<<<<
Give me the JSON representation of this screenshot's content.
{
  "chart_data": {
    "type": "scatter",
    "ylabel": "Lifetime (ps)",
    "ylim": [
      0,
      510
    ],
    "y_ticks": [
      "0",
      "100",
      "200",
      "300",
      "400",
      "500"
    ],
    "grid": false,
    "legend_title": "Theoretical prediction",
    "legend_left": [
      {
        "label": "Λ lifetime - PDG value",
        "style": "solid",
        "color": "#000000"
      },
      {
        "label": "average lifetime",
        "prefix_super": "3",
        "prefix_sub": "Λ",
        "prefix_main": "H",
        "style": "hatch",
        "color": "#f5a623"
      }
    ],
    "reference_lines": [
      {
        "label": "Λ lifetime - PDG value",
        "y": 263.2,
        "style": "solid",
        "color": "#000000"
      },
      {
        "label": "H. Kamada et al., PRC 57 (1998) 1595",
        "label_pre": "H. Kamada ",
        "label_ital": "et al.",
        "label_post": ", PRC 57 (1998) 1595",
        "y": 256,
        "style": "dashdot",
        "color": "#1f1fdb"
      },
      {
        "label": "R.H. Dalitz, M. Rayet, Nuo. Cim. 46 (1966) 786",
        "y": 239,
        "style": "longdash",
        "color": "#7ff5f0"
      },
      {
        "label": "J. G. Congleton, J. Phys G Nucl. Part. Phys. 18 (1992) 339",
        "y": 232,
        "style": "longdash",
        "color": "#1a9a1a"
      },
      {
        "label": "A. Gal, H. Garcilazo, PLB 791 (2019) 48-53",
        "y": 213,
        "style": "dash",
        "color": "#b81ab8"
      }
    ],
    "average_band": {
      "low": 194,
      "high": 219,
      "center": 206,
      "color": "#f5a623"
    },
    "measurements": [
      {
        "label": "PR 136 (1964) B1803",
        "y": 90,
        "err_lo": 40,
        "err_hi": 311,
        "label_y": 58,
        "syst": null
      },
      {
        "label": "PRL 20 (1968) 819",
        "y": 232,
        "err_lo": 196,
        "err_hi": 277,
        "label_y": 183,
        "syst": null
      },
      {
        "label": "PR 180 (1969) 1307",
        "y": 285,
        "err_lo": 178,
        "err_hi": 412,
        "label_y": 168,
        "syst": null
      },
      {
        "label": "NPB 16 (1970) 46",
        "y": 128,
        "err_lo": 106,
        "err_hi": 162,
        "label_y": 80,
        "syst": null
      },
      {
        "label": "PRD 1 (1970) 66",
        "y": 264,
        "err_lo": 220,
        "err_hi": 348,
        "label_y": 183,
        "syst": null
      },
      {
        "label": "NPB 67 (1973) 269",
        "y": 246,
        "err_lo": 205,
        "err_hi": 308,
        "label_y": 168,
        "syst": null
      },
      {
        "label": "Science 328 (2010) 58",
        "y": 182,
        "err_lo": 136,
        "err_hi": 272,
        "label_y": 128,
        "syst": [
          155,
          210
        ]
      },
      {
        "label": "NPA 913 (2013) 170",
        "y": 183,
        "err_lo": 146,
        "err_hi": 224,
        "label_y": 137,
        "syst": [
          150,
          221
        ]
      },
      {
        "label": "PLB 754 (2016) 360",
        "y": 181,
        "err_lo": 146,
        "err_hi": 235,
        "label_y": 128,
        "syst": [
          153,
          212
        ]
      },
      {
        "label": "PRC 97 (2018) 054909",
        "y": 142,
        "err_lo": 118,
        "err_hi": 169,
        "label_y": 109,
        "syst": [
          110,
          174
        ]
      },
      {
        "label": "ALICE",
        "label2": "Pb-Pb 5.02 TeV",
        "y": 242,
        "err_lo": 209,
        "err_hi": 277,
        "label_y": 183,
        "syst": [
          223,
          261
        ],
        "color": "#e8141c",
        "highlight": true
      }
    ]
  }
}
>>>>
__YOUR OBJECTIVE__
Find the word "style" in the data and show each line that holds it.

__WRITTEN RESPONSE__
        "style": "solid",
        "style": "hatch",
        "style": "solid",
        "style": "dashdot",
        "style": "longdash",
        "style": "longdash",
        "style": "dash",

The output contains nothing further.